Extracted information:
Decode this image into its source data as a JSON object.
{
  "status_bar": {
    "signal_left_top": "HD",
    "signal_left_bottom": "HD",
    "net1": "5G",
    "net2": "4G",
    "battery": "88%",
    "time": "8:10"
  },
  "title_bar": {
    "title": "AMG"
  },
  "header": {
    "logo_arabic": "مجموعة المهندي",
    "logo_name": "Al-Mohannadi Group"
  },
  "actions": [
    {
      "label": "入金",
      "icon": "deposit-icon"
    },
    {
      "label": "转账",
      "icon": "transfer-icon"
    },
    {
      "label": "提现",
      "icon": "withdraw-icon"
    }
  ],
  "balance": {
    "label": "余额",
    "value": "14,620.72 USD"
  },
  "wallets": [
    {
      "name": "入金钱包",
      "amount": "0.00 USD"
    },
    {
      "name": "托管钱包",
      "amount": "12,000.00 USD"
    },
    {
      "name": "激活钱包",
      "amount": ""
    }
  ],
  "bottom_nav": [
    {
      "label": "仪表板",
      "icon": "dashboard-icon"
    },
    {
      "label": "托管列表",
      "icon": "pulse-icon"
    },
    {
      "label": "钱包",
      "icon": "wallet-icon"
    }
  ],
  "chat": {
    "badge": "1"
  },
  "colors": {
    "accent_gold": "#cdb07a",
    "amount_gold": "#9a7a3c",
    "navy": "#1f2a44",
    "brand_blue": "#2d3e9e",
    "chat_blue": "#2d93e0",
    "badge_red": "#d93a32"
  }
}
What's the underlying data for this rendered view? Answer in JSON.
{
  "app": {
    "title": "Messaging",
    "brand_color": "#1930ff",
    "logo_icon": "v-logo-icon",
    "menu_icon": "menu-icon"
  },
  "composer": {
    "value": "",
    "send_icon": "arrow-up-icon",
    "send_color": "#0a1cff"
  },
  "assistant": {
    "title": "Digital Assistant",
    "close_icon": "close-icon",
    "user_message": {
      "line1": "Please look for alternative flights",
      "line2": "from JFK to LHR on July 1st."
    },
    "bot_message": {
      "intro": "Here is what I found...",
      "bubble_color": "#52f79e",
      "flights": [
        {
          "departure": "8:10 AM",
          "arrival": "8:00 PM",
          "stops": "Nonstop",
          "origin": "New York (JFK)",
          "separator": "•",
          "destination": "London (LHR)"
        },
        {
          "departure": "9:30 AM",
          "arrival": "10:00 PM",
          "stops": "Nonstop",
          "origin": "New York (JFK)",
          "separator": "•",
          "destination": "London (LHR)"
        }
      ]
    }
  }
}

What the exercise asks: Copy down the whole of the data above, matching it exactly.

Answer to this task:
Decode this image into its source data as a JSON object.
{
  "status_bar": {
    "signal_left_top": "HD",
    "signal_left_bottom": "HD",
    "net1": "5G",
    "net2": "4G",
    "battery": "88%",
    "time": "8:10"
  },
  "title_bar": {
    "title": "AMG"
  },
  "header": {
    "logo_arabic": "مجموعة المهندي",
    "logo_name": "Al-Mohannadi Group"
  },
  "actions": [
    {
      "label": "入金",
      "icon": "deposit-icon"
    },
    {
      "label": "转账",
      "icon": "transfer-icon"
    },
    {
      "label": "提现",
      "icon": "withdraw-icon"
    }
  ],
  "balance": {
    "label": "余额",
    "value": "14,620.72 USD"
  },
  "wallets": [
    {
      "name": "入金钱包",
      "amount": "0.00 USD"
    },
    {
      "name": "托管钱包",
      "amount": "12,000.00 USD"
    },
    {
      "name": "激活钱包",
      "amount": ""
    }
  ],
  "bottom_nav": [
    {
      "label": "仪表板",
      "icon": "dashboard-icon"
    },
    {
      "label": "托管列表",
      "icon": "pulse-icon"
    },
    {
      "label": "钱包",
      "icon": "wallet-icon"
    }
  ],
  "chat": {
    "badge": "1"
  },
  "colors": {
    "accent_gold": "#cdb07a",
    "amount_gold": "#9a7a3c",
    "navy": "#1f2a44",
    "brand_blue": "#2d3e9e",
    "chat_blue": "#2d93e0",
    "badge_red": "#d93a32"
  }
}
What's the underlying data for this rendered view? Answer in JSON.
{
  "app": {
    "title": "Messaging",
    "brand_color": "#1930ff",
    "logo_icon": "v-logo-icon",
    "menu_icon": "menu-icon"
  },
  "composer": {
    "value": "",
    "send_icon": "arrow-up-icon",
    "send_color": "#0a1cff"
  },
  "assistant": {
    "title": "Digital Assistant",
    "close_icon": "close-icon",
    "user_message": {
      "line1": "Please look for alternative flights",
      "line2": "from JFK to LHR on July 1st."
    },
    "bot_message": {
      "intro": "Here is what I found...",
      "bubble_color": "#52f79e",
      "flights": [
        {
          "departure": "8:10 AM",
          "arrival": "8:00 PM",
          "stops": "Nonstop",
          "origin": "New York (JFK)",
          "separator": "•",
          "destination": "London (LHR)"
        },
        {
          "departure": "9:30 AM",
          "arrival": "10:00 PM",
          "stops": "Nonstop",
          "origin": "New York (JFK)",
          "separator": "•",
          "destination": "London (LHR)"
        }
      ]
    }
  }
}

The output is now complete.